Goal:
Copy every line in the records below that contains the word "true".

Figure content listings
######

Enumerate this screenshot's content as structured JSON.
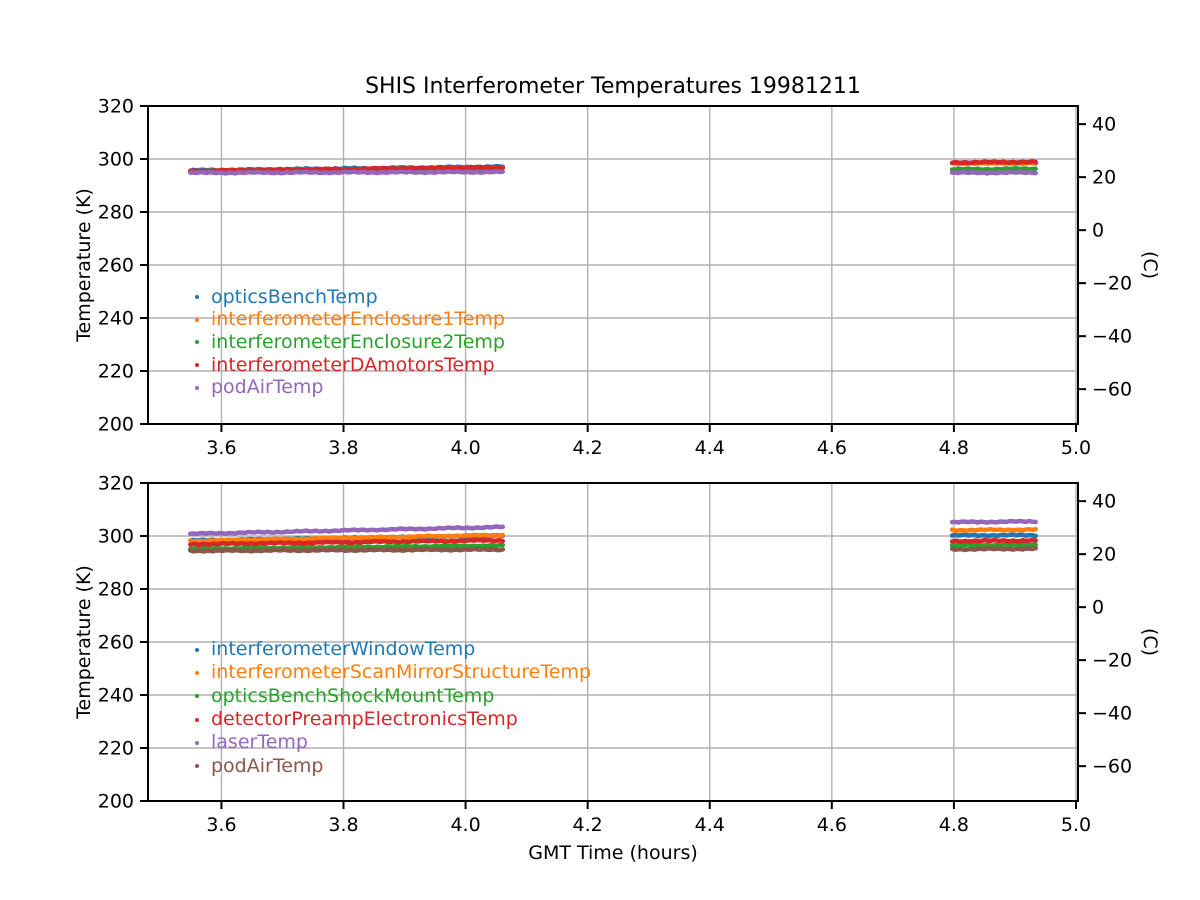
{
  "figure": {
    "background": "#ffffff",
    "grid_color": "#b0b0b0",
    "frame_color": "#000000",
    "grid": true
  },
  "chart_data": [
    {
      "type": "scatter",
      "title": "SHIS Interferometer Temperatures 19981211",
      "xlabel": "",
      "ylabel": "Temperature (K)",
      "ylabel_right": "(C)",
      "xlim": [
        3.4797,
        5.0033
      ],
      "ylim": [
        200,
        320
      ],
      "grid": true,
      "legend_position": "lower left inside plot",
      "xticks": {
        "values": [
          3.6,
          3.8,
          4.0,
          4.2,
          4.4,
          4.6,
          4.8,
          5.0
        ],
        "labels": [
          "3.6",
          "3.8",
          "4.0",
          "4.2",
          "4.4",
          "4.6",
          "4.8",
          "5.0"
        ]
      },
      "yticks_left": {
        "values": [
          200,
          220,
          240,
          260,
          280,
          300,
          320
        ],
        "labels": [
          "200",
          "220",
          "240",
          "260",
          "280",
          "300",
          "320"
        ]
      },
      "yticks_right": {
        "values_c": [
          40,
          20,
          0,
          -20,
          -40,
          -60
        ],
        "labels": [
          "40",
          "20",
          "0",
          "−20",
          "−40",
          "−60"
        ],
        "kelvin_offset": 273.15
      },
      "series": [
        {
          "name": "opticsBenchTemp",
          "color": "#1f77b4",
          "segments": [
            {
              "x": [
                3.549,
                4.061
              ],
              "y": [
                295.7,
                297.1
              ]
            },
            {
              "x": [
                4.797,
                4.934
              ],
              "y": [
                298.5,
                298.6
              ]
            }
          ]
        },
        {
          "name": "interferometerEnclosure1Temp",
          "color": "#ff7f0e",
          "segments": [
            {
              "x": [
                3.549,
                4.061
              ],
              "y": [
                295.4,
                296.7
              ]
            },
            {
              "x": [
                4.797,
                4.934
              ],
              "y": [
                298.3,
                298.4
              ]
            }
          ]
        },
        {
          "name": "interferometerEnclosure2Temp",
          "color": "#2ca02c",
          "segments": [
            {
              "x": [
                3.549,
                4.061
              ],
              "y": [
                295.3,
                296.5
              ]
            },
            {
              "x": [
                4.797,
                4.934
              ],
              "y": [
                296.1,
                296.3
              ]
            }
          ]
        },
        {
          "name": "interferometerDAmotorsTemp",
          "color": "#d62728",
          "segments": [
            {
              "x": [
                3.549,
                4.061
              ],
              "y": [
                295.5,
                296.9
              ]
            },
            {
              "x": [
                4.797,
                4.934
              ],
              "y": [
                298.7,
                298.9
              ]
            }
          ]
        },
        {
          "name": "podAirTemp",
          "color": "#9467bd",
          "segments": [
            {
              "x": [
                3.549,
                4.061
              ],
              "y": [
                294.8,
                295.1
              ]
            },
            {
              "x": [
                4.797,
                4.934
              ],
              "y": [
                294.8,
                294.9
              ]
            }
          ]
        }
      ]
    },
    {
      "type": "scatter",
      "title": "",
      "xlabel": "GMT Time (hours)",
      "ylabel": "Temperature (K)",
      "ylabel_right": "(C)",
      "xlim": [
        3.4797,
        5.0033
      ],
      "ylim": [
        200,
        320
      ],
      "grid": true,
      "legend_position": "lower left inside plot",
      "xticks": {
        "values": [
          3.6,
          3.8,
          4.0,
          4.2,
          4.4,
          4.6,
          4.8,
          5.0
        ],
        "labels": [
          "3.6",
          "3.8",
          "4.0",
          "4.2",
          "4.4",
          "4.6",
          "4.8",
          "5.0"
        ]
      },
      "yticks_left": {
        "values": [
          200,
          220,
          240,
          260,
          280,
          300,
          320
        ],
        "labels": [
          "200",
          "220",
          "240",
          "260",
          "280",
          "300",
          "320"
        ]
      },
      "yticks_right": {
        "values_c": [
          40,
          20,
          0,
          -20,
          -40,
          -60
        ],
        "labels": [
          "40",
          "20",
          "0",
          "−20",
          "−40",
          "−60"
        ],
        "kelvin_offset": 273.15
      },
      "series": [
        {
          "name": "interferometerWindowTemp",
          "color": "#1f77b4",
          "segments": [
            {
              "x": [
                3.549,
                4.061
              ],
              "y": [
                298.3,
                300.1
              ]
            },
            {
              "x": [
                4.797,
                4.934
              ],
              "y": [
                300.2,
                300.3
              ]
            }
          ]
        },
        {
          "name": "interferometerScanMirrorStructureTemp",
          "color": "#ff7f0e",
          "segments": [
            {
              "x": [
                3.549,
                4.061
              ],
              "y": [
                298.1,
                300.4
              ]
            },
            {
              "x": [
                4.797,
                4.934
              ],
              "y": [
                302.2,
                302.4
              ]
            }
          ]
        },
        {
          "name": "opticsBenchShockMountTemp",
          "color": "#2ca02c",
          "segments": [
            {
              "x": [
                3.549,
                4.061
              ],
              "y": [
                295.2,
                296.4
              ]
            },
            {
              "x": [
                4.797,
                4.934
              ],
              "y": [
                296.5,
                296.7
              ]
            }
          ]
        },
        {
          "name": "detectorPreampElectronicsTemp",
          "color": "#d62728",
          "segments": [
            {
              "x": [
                3.549,
                4.061
              ],
              "y": [
                296.9,
                298.4
              ]
            },
            {
              "x": [
                4.797,
                4.934
              ],
              "y": [
                298.1,
                298.3
              ]
            }
          ]
        },
        {
          "name": "laserTemp",
          "color": "#9467bd",
          "segments": [
            {
              "x": [
                3.549,
                4.061
              ],
              "y": [
                300.8,
                303.4
              ]
            },
            {
              "x": [
                4.797,
                4.934
              ],
              "y": [
                305.2,
                305.5
              ]
            }
          ]
        },
        {
          "name": "podAirTemp",
          "color": "#8c564b",
          "segments": [
            {
              "x": [
                3.549,
                4.061
              ],
              "y": [
                294.4,
                294.9
              ]
            },
            {
              "x": [
                4.797,
                4.934
              ],
              "y": [
                295.0,
                295.2
              ]
            }
          ]
        }
      ]
    }
  ]
}
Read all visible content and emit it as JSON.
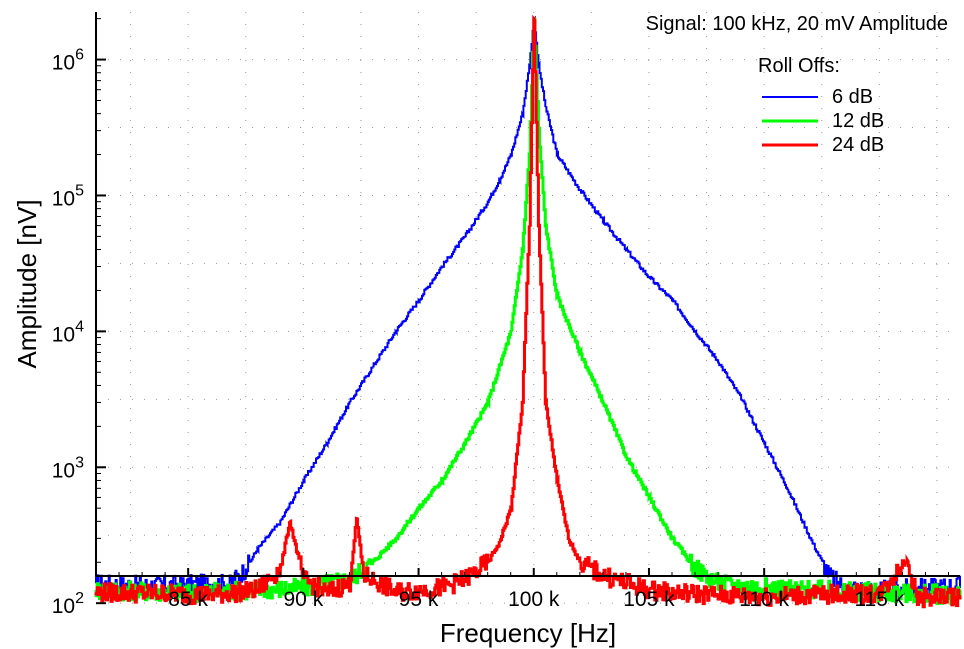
{
  "chart_data": {
    "type": "line",
    "xlabel": "Frequency [Hz]",
    "ylabel": "Amplitude [nV]",
    "annotation": "Signal: 100 kHz, 20 mV Amplitude",
    "legend_title": "Roll Offs:",
    "legend_position": "top-right",
    "grid": "dotted",
    "y_scale": "log",
    "x_lim": [
      81000,
      118500
    ],
    "y_lim": [
      2.2,
      6.35
    ],
    "x_ticks": [
      {
        "value": 85000,
        "label": "85 k"
      },
      {
        "value": 90000,
        "label": "90 k"
      },
      {
        "value": 95000,
        "label": "95 k"
      },
      {
        "value": 100000,
        "label": "100 k"
      },
      {
        "value": 105000,
        "label": "105 k"
      },
      {
        "value": 110000,
        "label": "110 k"
      },
      {
        "value": 115000,
        "label": "115 k"
      }
    ],
    "y_ticks": [
      {
        "exp": 2,
        "label_base": "10",
        "label_exp": "2"
      },
      {
        "exp": 3,
        "label_base": "10",
        "label_exp": "3"
      },
      {
        "exp": 4,
        "label_base": "10",
        "label_exp": "4"
      },
      {
        "exp": 5,
        "label_base": "10",
        "label_exp": "5"
      },
      {
        "exp": 6,
        "label_base": "10",
        "label_exp": "6"
      }
    ],
    "series": [
      {
        "name": "6 dB",
        "color": "#0000ff",
        "x": [
          81000,
          83000,
          85000,
          86800,
          87500,
          88000,
          89000,
          90000,
          91000,
          92000,
          93000,
          94000,
          95000,
          96000,
          97000,
          98000,
          98500,
          99000,
          99500,
          99800,
          100000,
          100200,
          100500,
          101000,
          102000,
          103000,
          104000,
          105000,
          106000,
          107000,
          108000,
          109000,
          110000,
          111000,
          112000,
          112800,
          113500,
          115000,
          117000,
          118500
        ],
        "y": [
          140,
          135,
          138,
          140,
          180,
          250,
          400,
          800,
          1500,
          3000,
          5500,
          10000,
          17000,
          30000,
          50000,
          90000,
          130000,
          200000,
          400000,
          900000,
          2000000,
          900000,
          450000,
          200000,
          110000,
          65000,
          40000,
          25000,
          17000,
          10000,
          6000,
          3200,
          1500,
          700,
          300,
          160,
          130,
          125,
          130,
          135
        ]
      },
      {
        "name": "12 dB",
        "color": "#00ff00",
        "x": [
          81000,
          85000,
          88000,
          90000,
          92000,
          93000,
          94000,
          95000,
          96000,
          97000,
          98000,
          99000,
          99500,
          99800,
          100000,
          100200,
          100500,
          101000,
          102000,
          103000,
          104000,
          105000,
          106000,
          107000,
          108000,
          110000,
          112000,
          115000,
          118500
        ],
        "y": [
          125,
          120,
          125,
          130,
          150,
          200,
          300,
          500,
          800,
          1500,
          3000,
          10000,
          40000,
          200000,
          2000000,
          300000,
          60000,
          18000,
          7000,
          3000,
          1200,
          600,
          300,
          180,
          140,
          130,
          125,
          120,
          115
        ]
      },
      {
        "name": "24 dB",
        "color": "#ff0000",
        "x": [
          81000,
          84000,
          86000,
          88000,
          89000,
          89400,
          90000,
          91000,
          92000,
          92300,
          92600,
          93000,
          94000,
          95000,
          96000,
          97000,
          98000,
          98500,
          99000,
          99500,
          99800,
          100000,
          100200,
          100500,
          101000,
          101500,
          102000,
          103000,
          104000,
          105000,
          106000,
          108000,
          110000,
          112000,
          115000,
          116200,
          116600,
          118500
        ],
        "y": [
          120,
          118,
          115,
          125,
          180,
          400,
          150,
          120,
          140,
          420,
          160,
          150,
          120,
          125,
          130,
          150,
          200,
          280,
          500,
          3000,
          60000,
          2000000,
          60000,
          3000,
          800,
          300,
          200,
          160,
          140,
          125,
          120,
          115,
          112,
          115,
          118,
          210,
          110,
          112
        ]
      }
    ]
  }
}
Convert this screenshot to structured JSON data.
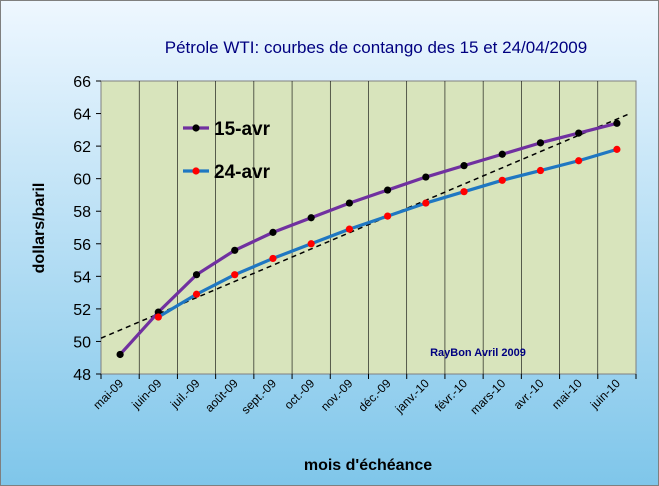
{
  "chart_data": {
    "type": "line",
    "title": "Pétrole WTI: courbes de contango des 15 et 24/04/2009",
    "xlabel": "mois d'échéance",
    "ylabel": "dollars/baril",
    "categories": [
      "mai-09",
      "juin-09",
      "juil.-09",
      "août-09",
      "sept.-09",
      "oct.-09",
      "nov.-09",
      "déc.-09",
      "janv.-10",
      "févr.-10",
      "mars-10",
      "avr.-10",
      "mai-10",
      "juin-10"
    ],
    "ylim": [
      48,
      66
    ],
    "yticks": [
      "48",
      "50",
      "52",
      "54",
      "56",
      "58",
      "60",
      "62",
      "64",
      "66"
    ],
    "grid": "vertical",
    "legend_position": "top-left",
    "series": [
      {
        "name": "15-avr",
        "color": "#7030a0",
        "marker_color": "#000000",
        "values": [
          49.2,
          51.8,
          54.1,
          55.6,
          56.7,
          57.6,
          58.5,
          59.3,
          60.1,
          60.8,
          61.5,
          62.2,
          62.8,
          63.4
        ]
      },
      {
        "name": "24-avr",
        "color": "#1f77c2",
        "marker_color": "#ff0000",
        "values": [
          null,
          51.5,
          52.9,
          54.1,
          55.1,
          56.0,
          56.9,
          57.7,
          58.5,
          59.2,
          59.9,
          60.5,
          61.1,
          61.8
        ]
      }
    ],
    "trendline": {
      "style": "dashed",
      "color": "#000000",
      "start": 50.2,
      "end": 64.0
    },
    "annotation": "RayBon Avril 2009"
  }
}
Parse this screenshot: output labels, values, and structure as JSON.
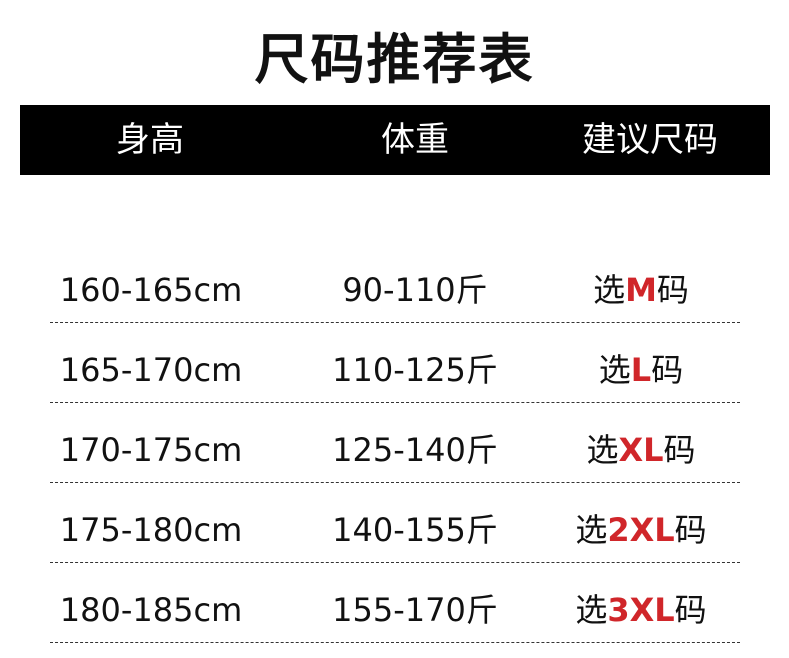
{
  "title": "尺码推荐表",
  "headers": [
    "身高",
    "体重",
    "建议尺码"
  ],
  "accent_color": "#d0262a",
  "rows": [
    {
      "height": "160-165cm",
      "weight": "90-110斤",
      "prefix": "选",
      "size": "M",
      "suffix": "码"
    },
    {
      "height": "165-170cm",
      "weight": "110-125斤",
      "prefix": "选",
      "size": "L",
      "suffix": "码"
    },
    {
      "height": "170-175cm",
      "weight": "125-140斤",
      "prefix": "选",
      "size": "XL",
      "suffix": "码"
    },
    {
      "height": "175-180cm",
      "weight": "140-155斤",
      "prefix": "选",
      "size": "2XL",
      "suffix": "码"
    },
    {
      "height": "180-185cm",
      "weight": "155-170斤",
      "prefix": "选",
      "size": "3XL",
      "suffix": "码"
    }
  ]
}
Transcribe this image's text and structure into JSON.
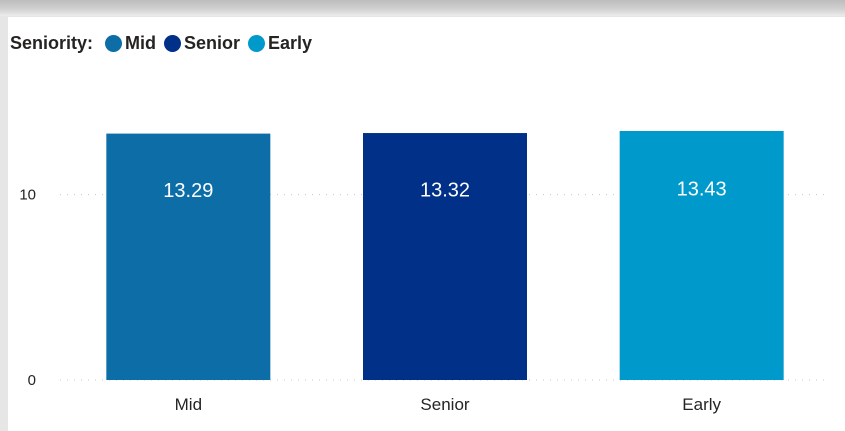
{
  "legend": {
    "title": "Seniority:",
    "items": [
      {
        "label": "Mid",
        "color": "#0D6EA7"
      },
      {
        "label": "Senior",
        "color": "#003087"
      },
      {
        "label": "Early",
        "color": "#0099CC"
      }
    ]
  },
  "chart_data": {
    "type": "bar",
    "categories": [
      "Mid",
      "Senior",
      "Early"
    ],
    "values": [
      13.29,
      13.32,
      13.43
    ],
    "data_labels": [
      "13.29",
      "13.32",
      "13.43"
    ],
    "colors": [
      "#0D6EA7",
      "#003087",
      "#0099CC"
    ],
    "y_ticks": [
      0,
      10
    ],
    "ylim": [
      0,
      13.43
    ],
    "grid": "dotted horizontal",
    "legend_position": "top-left",
    "title": "",
    "xlabel": "",
    "ylabel": ""
  }
}
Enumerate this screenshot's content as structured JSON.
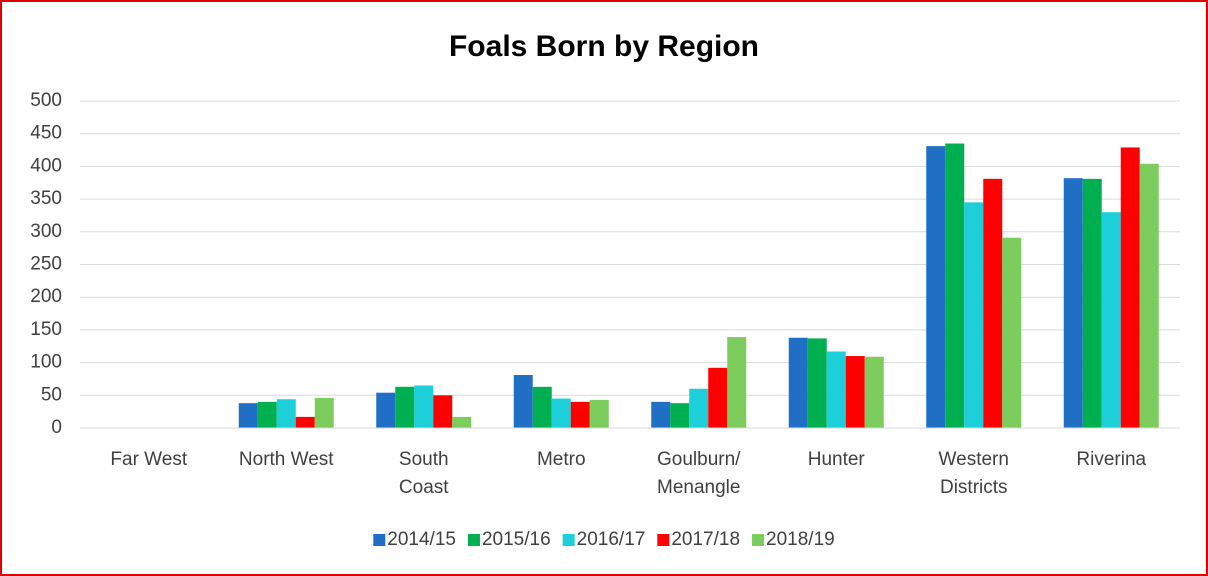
{
  "chart_data": {
    "type": "bar",
    "title": "Foals Born by Region",
    "categories": [
      "Far West",
      "North West",
      "South Coast",
      "Metro",
      "Goulburn/Menangle",
      "Hunter",
      "Western Districts",
      "Riverina"
    ],
    "series": [
      {
        "name": "2014/15",
        "color": "#1f6fc5",
        "values": [
          0,
          38,
          54,
          81,
          40,
          138,
          431,
          382
        ]
      },
      {
        "name": "2015/16",
        "color": "#00b050",
        "values": [
          0,
          40,
          63,
          63,
          38,
          137,
          435,
          381
        ]
      },
      {
        "name": "2016/17",
        "color": "#1ccfd8",
        "values": [
          0,
          44,
          65,
          45,
          60,
          117,
          345,
          330
        ]
      },
      {
        "name": "2017/18",
        "color": "#ff0000",
        "values": [
          0,
          17,
          50,
          40,
          92,
          110,
          381,
          429
        ]
      },
      {
        "name": "2018/19",
        "color": "#7ccc5e",
        "values": [
          0,
          46,
          17,
          43,
          139,
          109,
          291,
          404
        ]
      }
    ],
    "ylim": [
      0,
      500
    ],
    "yticks": [
      0,
      50,
      100,
      150,
      200,
      250,
      300,
      350,
      400,
      450,
      500
    ],
    "grid": true,
    "legend": "bottom"
  }
}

######

Reply to the exercise:
    "grid": true
      "grid": true,
      "grid": true,
    "grid": true,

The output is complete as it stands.